* **Task requirements**:
In the copy, include no images. Reproduce the entries exactly.

* **Records for this task**:
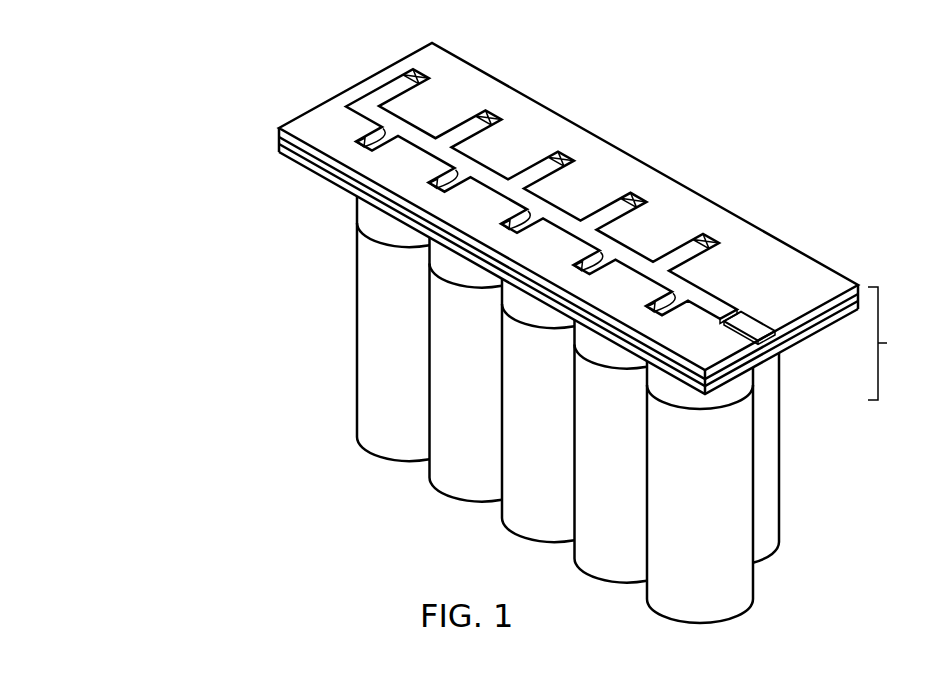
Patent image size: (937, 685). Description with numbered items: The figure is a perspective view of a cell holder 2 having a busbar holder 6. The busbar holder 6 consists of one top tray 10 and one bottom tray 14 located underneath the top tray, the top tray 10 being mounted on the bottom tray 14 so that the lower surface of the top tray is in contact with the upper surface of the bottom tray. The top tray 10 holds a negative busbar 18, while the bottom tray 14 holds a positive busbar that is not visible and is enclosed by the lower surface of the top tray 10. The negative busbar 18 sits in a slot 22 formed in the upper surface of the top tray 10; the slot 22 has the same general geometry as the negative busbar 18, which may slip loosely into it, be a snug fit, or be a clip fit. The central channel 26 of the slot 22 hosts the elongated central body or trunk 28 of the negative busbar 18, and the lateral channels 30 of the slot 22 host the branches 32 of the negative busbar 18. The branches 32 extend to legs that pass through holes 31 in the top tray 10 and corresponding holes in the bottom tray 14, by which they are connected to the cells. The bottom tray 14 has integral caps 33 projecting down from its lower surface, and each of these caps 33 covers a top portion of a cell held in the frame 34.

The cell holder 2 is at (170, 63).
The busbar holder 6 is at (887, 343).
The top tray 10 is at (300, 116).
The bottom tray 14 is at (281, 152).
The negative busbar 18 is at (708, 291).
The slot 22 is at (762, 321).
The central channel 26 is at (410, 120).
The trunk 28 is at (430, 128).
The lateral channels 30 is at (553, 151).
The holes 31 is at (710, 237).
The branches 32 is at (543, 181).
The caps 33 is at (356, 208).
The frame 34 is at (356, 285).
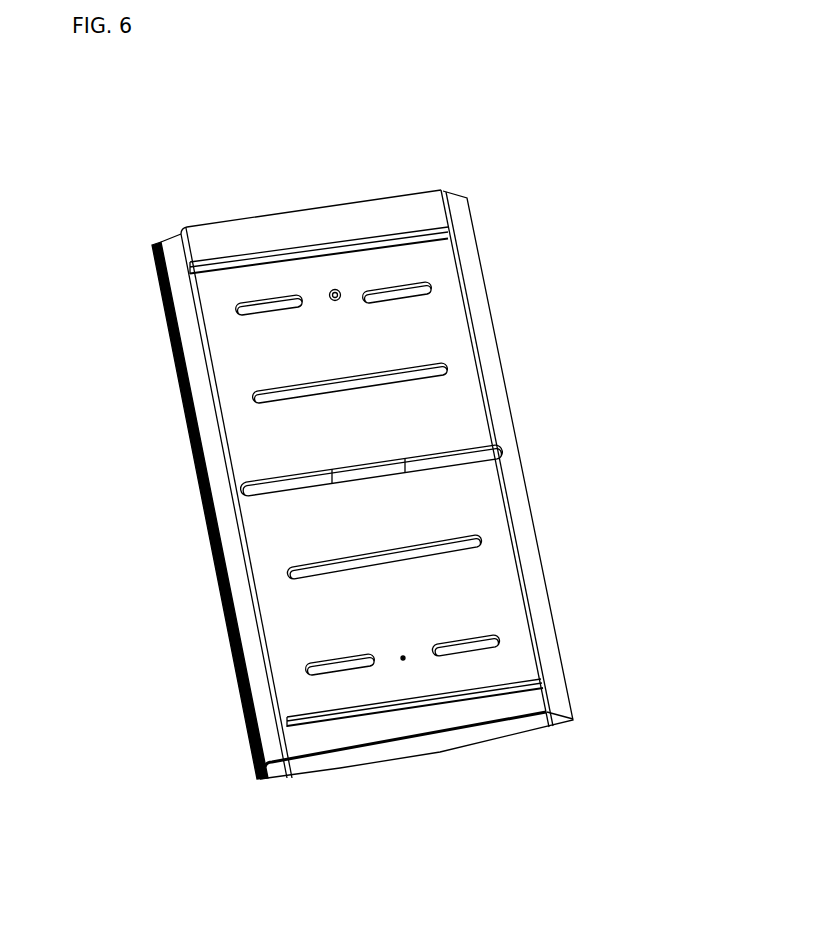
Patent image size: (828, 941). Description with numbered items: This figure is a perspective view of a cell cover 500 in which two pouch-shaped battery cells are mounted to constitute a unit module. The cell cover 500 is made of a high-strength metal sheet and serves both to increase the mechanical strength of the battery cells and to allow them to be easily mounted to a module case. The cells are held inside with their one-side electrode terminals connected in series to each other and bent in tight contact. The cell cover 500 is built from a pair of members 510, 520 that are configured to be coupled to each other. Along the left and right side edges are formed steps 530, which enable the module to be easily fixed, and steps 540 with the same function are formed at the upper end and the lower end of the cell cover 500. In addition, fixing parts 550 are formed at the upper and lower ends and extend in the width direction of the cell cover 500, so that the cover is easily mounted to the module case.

* **Response below**:
Patent image size: (937, 685). Description with numbered items: The figure is a perspective view of a cell holder 2 having a busbar holder 6. The busbar holder 6 consists of one top tray 10 and one bottom tray 14 located underneath the top tray, the top tray 10 being mounted on the bottom tray 14 so that the lower surface of the top tray is in contact with the upper surface of the bottom tray. The top tray 10 holds a negative busbar 18, while the bottom tray 14 holds a positive busbar that is not visible and is enclosed by the lower surface of the top tray 10. The negative busbar 18 sits in a slot 22 formed in the upper surface of the top tray 10; the slot 22 has the same general geometry as the negative busbar 18, which may slip loosely into it, be a snug fit, or be a clip fit. The central channel 26 of the slot 22 hosts the elongated central body or trunk 28 of the negative busbar 18, and the lateral channels 30 of the slot 22 host the branches 32 of the negative busbar 18. The branches 32 extend to legs that pass through holes 31 in the top tray 10 and corresponding holes in the bottom tray 14, by which they are connected to the cells. The bottom tray 14 has integral caps 33 projecting down from its lower surface, and each of these caps 33 covers a top portion of a cell held in the frame 34.

The cell holder 2 is at (170, 63).
The busbar holder 6 is at (887, 343).
The top tray 10 is at (300, 116).
The bottom tray 14 is at (281, 152).
The negative busbar 18 is at (708, 291).
The slot 22 is at (762, 321).
The central channel 26 is at (410, 120).
The trunk 28 is at (430, 128).
The lateral channels 30 is at (553, 151).
The holes 31 is at (710, 237).
The branches 32 is at (543, 181).
The caps 33 is at (356, 208).
The frame 34 is at (356, 285).
Patent image size: (828, 941). Description with numbered items: This figure is a perspective view of a cell cover 500 in which two pouch-shaped battery cells are mounted to constitute a unit module. The cell cover 500 is made of a high-strength metal sheet and serves both to increase the mechanical strength of the battery cells and to allow them to be easily mounted to a module case. The cells are held inside with their one-side electrode terminals connected in series to each other and bent in tight contact. The cell cover 500 is built from a pair of members 510, 520 that are configured to be coupled to each other. Along the left and right side edges are formed steps 530, which enable the module to be easily fixed, and steps 540 with the same function are formed at the upper end and the lower end of the cell cover 500. In addition, fixing parts 550 are formed at the upper and lower ends and extend in the width direction of the cell cover 500, so that the cover is easily mounted to the module case.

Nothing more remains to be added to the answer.